[Recorded data]
================

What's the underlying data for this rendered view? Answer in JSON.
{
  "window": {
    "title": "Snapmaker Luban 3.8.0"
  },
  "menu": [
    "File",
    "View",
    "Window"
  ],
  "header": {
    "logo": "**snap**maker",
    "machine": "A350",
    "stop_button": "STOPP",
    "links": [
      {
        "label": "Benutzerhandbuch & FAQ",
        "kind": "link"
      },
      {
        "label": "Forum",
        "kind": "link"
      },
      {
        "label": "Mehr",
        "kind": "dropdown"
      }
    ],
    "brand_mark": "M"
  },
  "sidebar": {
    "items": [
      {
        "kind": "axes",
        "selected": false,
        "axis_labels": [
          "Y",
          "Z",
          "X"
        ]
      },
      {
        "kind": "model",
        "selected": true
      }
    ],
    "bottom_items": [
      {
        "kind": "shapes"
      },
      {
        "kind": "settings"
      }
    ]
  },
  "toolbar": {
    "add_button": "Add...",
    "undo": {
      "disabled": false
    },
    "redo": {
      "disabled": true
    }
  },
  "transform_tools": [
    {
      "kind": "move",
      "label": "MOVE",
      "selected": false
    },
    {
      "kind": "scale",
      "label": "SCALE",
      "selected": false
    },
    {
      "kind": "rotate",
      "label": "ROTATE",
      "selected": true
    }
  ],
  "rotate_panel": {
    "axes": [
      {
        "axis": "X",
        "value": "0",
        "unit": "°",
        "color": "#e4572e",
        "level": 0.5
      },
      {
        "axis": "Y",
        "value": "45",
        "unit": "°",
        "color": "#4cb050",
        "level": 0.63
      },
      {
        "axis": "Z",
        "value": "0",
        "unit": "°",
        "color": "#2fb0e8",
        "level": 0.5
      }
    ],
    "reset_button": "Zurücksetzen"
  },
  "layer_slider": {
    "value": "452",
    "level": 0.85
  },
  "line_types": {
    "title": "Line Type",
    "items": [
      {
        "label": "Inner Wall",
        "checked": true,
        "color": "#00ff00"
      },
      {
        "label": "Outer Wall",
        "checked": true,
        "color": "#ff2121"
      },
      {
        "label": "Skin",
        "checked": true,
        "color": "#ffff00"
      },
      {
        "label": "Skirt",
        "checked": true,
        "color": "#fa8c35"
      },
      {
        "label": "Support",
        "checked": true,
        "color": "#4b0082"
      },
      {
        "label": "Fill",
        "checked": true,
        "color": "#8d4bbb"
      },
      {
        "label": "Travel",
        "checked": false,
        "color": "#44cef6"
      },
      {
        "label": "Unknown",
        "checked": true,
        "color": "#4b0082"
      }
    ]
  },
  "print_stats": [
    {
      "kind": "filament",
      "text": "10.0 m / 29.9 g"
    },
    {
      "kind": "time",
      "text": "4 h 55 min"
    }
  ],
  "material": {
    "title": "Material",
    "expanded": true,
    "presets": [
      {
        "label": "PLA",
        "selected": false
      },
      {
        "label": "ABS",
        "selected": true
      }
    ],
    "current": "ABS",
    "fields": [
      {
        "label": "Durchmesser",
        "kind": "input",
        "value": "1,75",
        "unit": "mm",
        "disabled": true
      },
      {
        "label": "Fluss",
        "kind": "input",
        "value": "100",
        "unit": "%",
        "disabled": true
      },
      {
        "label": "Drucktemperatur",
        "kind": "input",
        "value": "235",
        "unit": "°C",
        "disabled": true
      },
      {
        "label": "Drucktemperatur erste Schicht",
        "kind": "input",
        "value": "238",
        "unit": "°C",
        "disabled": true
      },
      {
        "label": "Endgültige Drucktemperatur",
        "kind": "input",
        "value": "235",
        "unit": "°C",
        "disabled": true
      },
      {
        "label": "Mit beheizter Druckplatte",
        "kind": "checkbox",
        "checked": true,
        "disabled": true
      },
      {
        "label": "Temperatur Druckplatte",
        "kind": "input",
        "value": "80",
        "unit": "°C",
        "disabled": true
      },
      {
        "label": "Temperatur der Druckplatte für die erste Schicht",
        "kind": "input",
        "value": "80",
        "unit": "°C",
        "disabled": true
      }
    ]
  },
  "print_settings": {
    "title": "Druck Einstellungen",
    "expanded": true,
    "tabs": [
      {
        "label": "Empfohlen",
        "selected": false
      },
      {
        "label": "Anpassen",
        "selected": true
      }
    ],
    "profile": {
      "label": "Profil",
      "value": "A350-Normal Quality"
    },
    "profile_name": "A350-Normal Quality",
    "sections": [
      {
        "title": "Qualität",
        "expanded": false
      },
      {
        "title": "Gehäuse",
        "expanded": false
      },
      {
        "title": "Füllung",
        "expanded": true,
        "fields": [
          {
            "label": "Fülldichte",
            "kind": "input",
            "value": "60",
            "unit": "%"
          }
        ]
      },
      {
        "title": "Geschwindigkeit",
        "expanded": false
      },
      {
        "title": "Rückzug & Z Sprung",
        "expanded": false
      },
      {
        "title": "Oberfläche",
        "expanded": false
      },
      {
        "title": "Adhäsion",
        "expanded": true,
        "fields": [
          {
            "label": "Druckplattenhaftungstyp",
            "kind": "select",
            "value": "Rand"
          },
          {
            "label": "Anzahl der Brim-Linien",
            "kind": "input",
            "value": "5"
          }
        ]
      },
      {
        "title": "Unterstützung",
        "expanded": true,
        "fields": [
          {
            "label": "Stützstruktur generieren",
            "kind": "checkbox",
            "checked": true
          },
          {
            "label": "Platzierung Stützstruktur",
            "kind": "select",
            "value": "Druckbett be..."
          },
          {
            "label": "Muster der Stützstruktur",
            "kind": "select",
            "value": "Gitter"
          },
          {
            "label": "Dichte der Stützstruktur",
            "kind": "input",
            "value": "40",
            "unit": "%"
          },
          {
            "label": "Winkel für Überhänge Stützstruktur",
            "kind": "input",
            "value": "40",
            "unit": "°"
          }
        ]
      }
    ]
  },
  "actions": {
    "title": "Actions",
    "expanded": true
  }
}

================

- **Given instruction**
Transcribe every line of the data, exactly as it stands.

- **Expected answer**
What's the underlying data for this rendered view? Answer in JSON.
{
  "window": {
    "title": "Snapmaker Luban 3.8.0"
  },
  "menu": [
    "File",
    "View",
    "Window"
  ],
  "header": {
    "logo": "**snap**maker",
    "machine": "A350",
    "stop_button": "STOPP",
    "links": [
      {
        "label": "Benutzerhandbuch & FAQ",
        "kind": "link"
      },
      {
        "label": "Forum",
        "kind": "link"
      },
      {
        "label": "Mehr",
        "kind": "dropdown"
      }
    ],
    "brand_mark": "M"
  },
  "sidebar": {
    "items": [
      {
        "kind": "axes",
        "selected": false,
        "axis_labels": [
          "Y",
          "Z",
          "X"
        ]
      },
      {
        "kind": "model",
        "selected": true
      }
    ],
    "bottom_items": [
      {
        "kind": "shapes"
      },
      {
        "kind": "settings"
      }
    ]
  },
  "toolbar": {
    "add_button": "Add...",
    "undo": {
      "disabled": false
    },
    "redo": {
      "disabled": true
    }
  },
  "transform_tools": [
    {
      "kind": "move",
      "label": "MOVE",
      "selected": false
    },
    {
      "kind": "scale",
      "label": "SCALE",
      "selected": false
    },
    {
      "kind": "rotate",
      "label": "ROTATE",
      "selected": true
    }
  ],
  "rotate_panel": {
    "axes": [
      {
        "axis": "X",
        "value": "0",
        "unit": "°",
        "color": "#e4572e",
        "level": 0.5
      },
      {
        "axis": "Y",
        "value": "45",
        "unit": "°",
        "color": "#4cb050",
        "level": 0.63
      },
      {
        "axis": "Z",
        "value": "0",
        "unit": "°",
        "color": "#2fb0e8",
        "level": 0.5
      }
    ],
    "reset_button": "Zurücksetzen"
  },
  "layer_slider": {
    "value": "452",
    "level": 0.85
  },
  "line_types": {
    "title": "Line Type",
    "items": [
      {
        "label": "Inner Wall",
        "checked": true,
        "color": "#00ff00"
      },
      {
        "label": "Outer Wall",
        "checked": true,
        "color": "#ff2121"
      },
      {
        "label": "Skin",
        "checked": true,
        "color": "#ffff00"
      },
      {
        "label": "Skirt",
        "checked": true,
        "color": "#fa8c35"
      },
      {
        "label": "Support",
        "checked": true,
        "color": "#4b0082"
      },
      {
        "label": "Fill",
        "checked": true,
        "color": "#8d4bbb"
      },
      {
        "label": "Travel",
        "checked": false,
        "color": "#44cef6"
      },
      {
        "label": "Unknown",
        "checked": true,
        "color": "#4b0082"
      }
    ]
  },
  "print_stats": [
    {
      "kind": "filament",
      "text": "10.0 m / 29.9 g"
    },
    {
      "kind": "time",
      "text": "4 h 55 min"
    }
  ],
  "material": {
    "title": "Material",
    "expanded": true,
    "presets": [
      {
        "label": "PLA",
        "selected": false
      },
      {
        "label": "ABS",
        "selected": true
      }
    ],
    "current": "ABS",
    "fields": [
      {
        "label": "Durchmesser",
        "kind": "input",
        "value": "1,75",
        "unit": "mm",
        "disabled": true
      },
      {
        "label": "Fluss",
        "kind": "input",
        "value": "100",
        "unit": "%",
        "disabled": true
      },
      {
        "label": "Drucktemperatur",
        "kind": "input",
        "value": "235",
        "unit": "°C",
        "disabled": true
      },
      {
        "label": "Drucktemperatur erste Schicht",
        "kind": "input",
        "value": "238",
        "unit": "°C",
        "disabled": true
      },
      {
        "label": "Endgültige Drucktemperatur",
        "kind": "input",
        "value": "235",
        "unit": "°C",
        "disabled": true
      },
      {
        "label": "Mit beheizter Druckplatte",
        "kind": "checkbox",
        "checked": true,
        "disabled": true
      },
      {
        "label": "Temperatur Druckplatte",
        "kind": "input",
        "value": "80",
        "unit": "°C",
        "disabled": true
      },
      {
        "label": "Temperatur der Druckplatte für die erste Schicht",
        "kind": "input",
        "value": "80",
        "unit": "°C",
        "disabled": true
      }
    ]
  },
  "print_settings": {
    "title": "Druck Einstellungen",
    "expanded": true,
    "tabs": [
      {
        "label": "Empfohlen",
        "selected": false
      },
      {
        "label": "Anpassen",
        "selected": true
      }
    ],
    "profile": {
      "label": "Profil",
      "value": "A350-Normal Quality"
    },
    "profile_name": "A350-Normal Quality",
    "sections": [
      {
        "title": "Qualität",
        "expanded": false
      },
      {
        "title": "Gehäuse",
        "expanded": false
      },
      {
        "title": "Füllung",
        "expanded": true,
        "fields": [
          {
            "label": "Fülldichte",
            "kind": "input",
            "value": "60",
            "unit": "%"
          }
        ]
      },
      {
        "title": "Geschwindigkeit",
        "expanded": false
      },
      {
        "title": "Rückzug & Z Sprung",
        "expanded": false
      },
      {
        "title": "Oberfläche",
        "expanded": false
      },
      {
        "title": "Adhäsion",
        "expanded": true,
        "fields": [
          {
            "label": "Druckplattenhaftungstyp",
            "kind": "select",
            "value": "Rand"
          },
          {
            "label": "Anzahl der Brim-Linien",
            "kind": "input",
            "value": "5"
          }
        ]
      },
      {
        "title": "Unterstützung",
        "expanded": true,
        "fields": [
          {
            "label": "Stützstruktur generieren",
            "kind": "checkbox",
            "checked": true
          },
          {
            "label": "Platzierung Stützstruktur",
            "kind": "select",
            "value": "Druckbett be..."
          },
          {
            "label": "Muster der Stützstruktur",
            "kind": "select",
            "value": "Gitter"
          },
          {
            "label": "Dichte der Stützstruktur",
            "kind": "input",
            "value": "40",
            "unit": "%"
          },
          {
            "label": "Winkel für Überhänge Stützstruktur",
            "kind": "input",
            "value": "40",
            "unit": "°"
          }
        ]
      }
    ]
  },
  "actions": {
    "title": "Actions",
    "expanded": true
  }
}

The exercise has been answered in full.